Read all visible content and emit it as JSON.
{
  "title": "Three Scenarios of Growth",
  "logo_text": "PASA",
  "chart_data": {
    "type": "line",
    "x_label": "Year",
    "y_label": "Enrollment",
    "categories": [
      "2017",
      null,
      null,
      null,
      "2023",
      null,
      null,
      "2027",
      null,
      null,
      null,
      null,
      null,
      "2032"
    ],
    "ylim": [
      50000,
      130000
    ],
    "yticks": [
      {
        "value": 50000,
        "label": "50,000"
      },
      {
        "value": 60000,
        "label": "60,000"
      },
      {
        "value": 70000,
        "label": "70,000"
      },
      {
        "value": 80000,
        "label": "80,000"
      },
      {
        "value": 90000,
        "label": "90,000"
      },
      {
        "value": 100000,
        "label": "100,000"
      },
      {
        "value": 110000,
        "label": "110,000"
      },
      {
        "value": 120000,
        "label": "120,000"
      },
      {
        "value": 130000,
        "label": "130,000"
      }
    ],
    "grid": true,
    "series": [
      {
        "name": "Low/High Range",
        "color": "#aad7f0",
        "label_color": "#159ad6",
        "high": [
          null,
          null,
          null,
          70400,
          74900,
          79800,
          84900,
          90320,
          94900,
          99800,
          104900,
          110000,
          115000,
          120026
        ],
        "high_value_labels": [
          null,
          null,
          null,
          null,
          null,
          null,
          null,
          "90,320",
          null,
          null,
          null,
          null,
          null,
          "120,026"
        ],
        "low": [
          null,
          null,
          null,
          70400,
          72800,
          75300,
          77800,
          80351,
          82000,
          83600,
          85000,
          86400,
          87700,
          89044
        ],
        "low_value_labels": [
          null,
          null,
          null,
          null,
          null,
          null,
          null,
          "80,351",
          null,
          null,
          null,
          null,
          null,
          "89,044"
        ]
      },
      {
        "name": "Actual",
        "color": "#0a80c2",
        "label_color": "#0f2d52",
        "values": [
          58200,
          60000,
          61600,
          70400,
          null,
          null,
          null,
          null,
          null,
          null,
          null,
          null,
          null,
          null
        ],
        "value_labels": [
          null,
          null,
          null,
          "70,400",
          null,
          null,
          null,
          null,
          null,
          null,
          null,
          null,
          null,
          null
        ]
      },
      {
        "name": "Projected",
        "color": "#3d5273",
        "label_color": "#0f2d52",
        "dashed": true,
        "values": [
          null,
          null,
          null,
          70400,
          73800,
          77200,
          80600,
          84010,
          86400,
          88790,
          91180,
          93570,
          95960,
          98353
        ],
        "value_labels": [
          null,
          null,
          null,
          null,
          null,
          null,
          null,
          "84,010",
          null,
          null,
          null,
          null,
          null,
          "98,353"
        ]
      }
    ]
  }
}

**EXERCISE INSTRUCTIONS:**
Copy out each line that contains the word "name".

**TASK ANSWER:**
        "name": "Low/High Range",
        "name": "Actual",
        "name": "Projected",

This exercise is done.